## Sua tarefa
Dê continuidade ao texto sobre o acordo com os caminhoneiros, começando logo depois da última frase dele.

## Fonte

○ ○ ○

Foi uma negociação inacreditável. A taxa de câmbio desvalorizou, o preço do petróleo subiu, e o país ficou mais pobre. E uma parte da sociedade não quer pagar a conta. O acordo institui um cartel: o custo de transporte para a sociedade vai subir para garantir lucros maiores para os caminhoneiros. A proposta também cria uma reserva de mercado para os caminhoneiros indicados pelos sindicatos (garantia de 30% dos fretes da Companhia Nacional de Abastecimento-Conab).

Para isso foi feito um lockout, movimento ilegal, conduzido por empresários. 

O ponto-chave é que muito foi concedido, a um custo financeiro estimado em quase R$ 10 bilhões, a ser arcado por toda a sociedade. Deve-se lembrar que a União continua a acumular déficits anuais pesados. Para este ano, sem incluir o custo da dívida, R$ 159 bilhões. Mais esta despesa terá de ser bancada pela sociedade.

Além da institucionalização de um cartel de transportes, há uma afronta ao livre controle de preços, essencial dentro de uma economia competitiva.

○ ○ ○

## Informações fornecidas
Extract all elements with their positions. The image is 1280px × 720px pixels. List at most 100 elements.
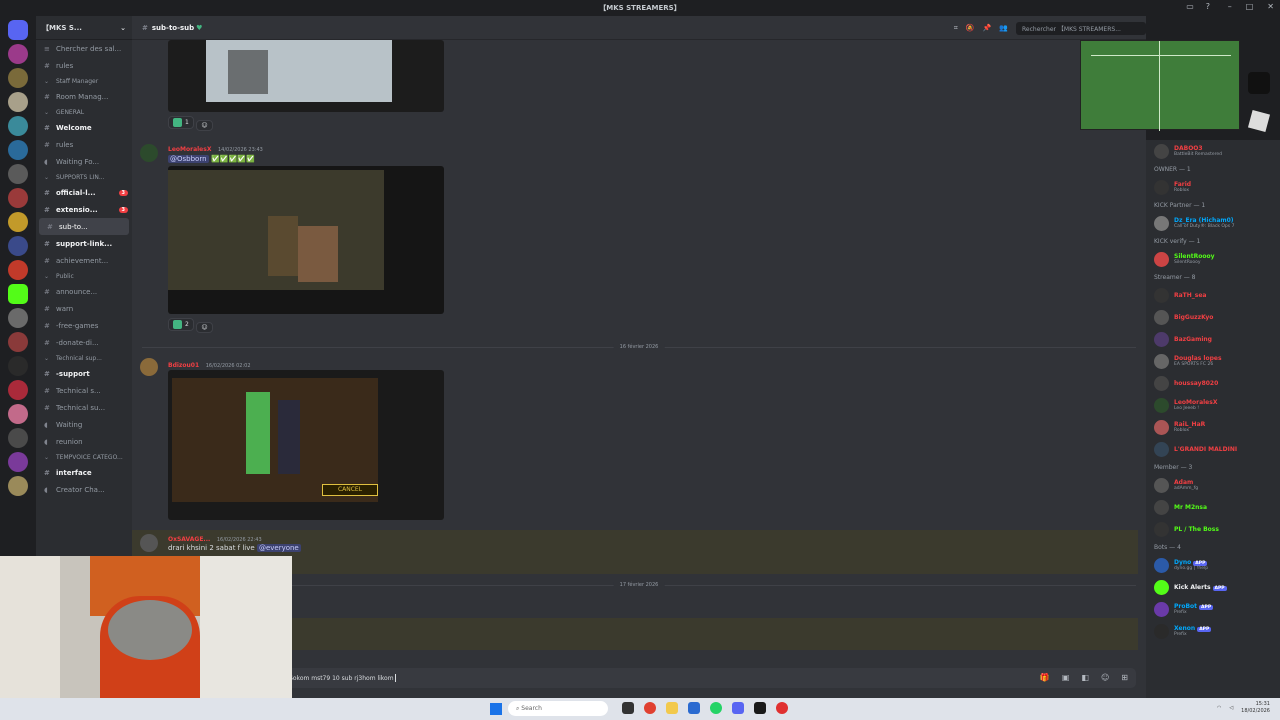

○ ○ ○

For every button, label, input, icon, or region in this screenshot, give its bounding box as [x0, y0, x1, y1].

○ ○ ○

## Resposta à tarefa
A  lista de concessões é longa:

- Redução do preço diesel em R$ 0,46 nas bombas pelo prazo de 60 dias. Depois desse período, o preço do diesel será ajustado mensalmente

-  Preço do diesel será reduzido em 10% nas refinarias e ficará fixo por 30 dias. Nesse período, o valor referência será de R$ 2,10 nas refinarias. Os custos da primeira quinzena com a redução, estimados em R$ 350 milhões, serão arcados pela Petrobras. As despesas dos 15 dias restantes ficarão com a União como compensação à petrolífera.  A cada 30 dias, o valor será reajustado conforme a política de preços da Petrobras e fixado por mais um mês.

- Isenção da cobrança de pedágio dos caminhões que trafegarem com eixo suspenso. A medida vale para todas as rodovias (federais, estaduais e municipais)

- A Companhia Nacional de Abastecimento (Conab) vai contratar caminhoneiros autônomos para atender até 30% da demanda de frete. O governo editará uma medida provisória no prazo de 15 dias.

- Não haverá reoneração da folha de pagamento do setor de transporte rodoviário de cargas

- Será estabelecido frete mínimo rodoviário. Tabela de frete será reeditada em 1º de junho e, a partir daí, ajustada a cada três meses pela ANTT

- Alíquota da Cide será zerada em 2018 sobre o diesel

- Isenção do pedágio para caminhões que circulam vazios (eixo suspenso)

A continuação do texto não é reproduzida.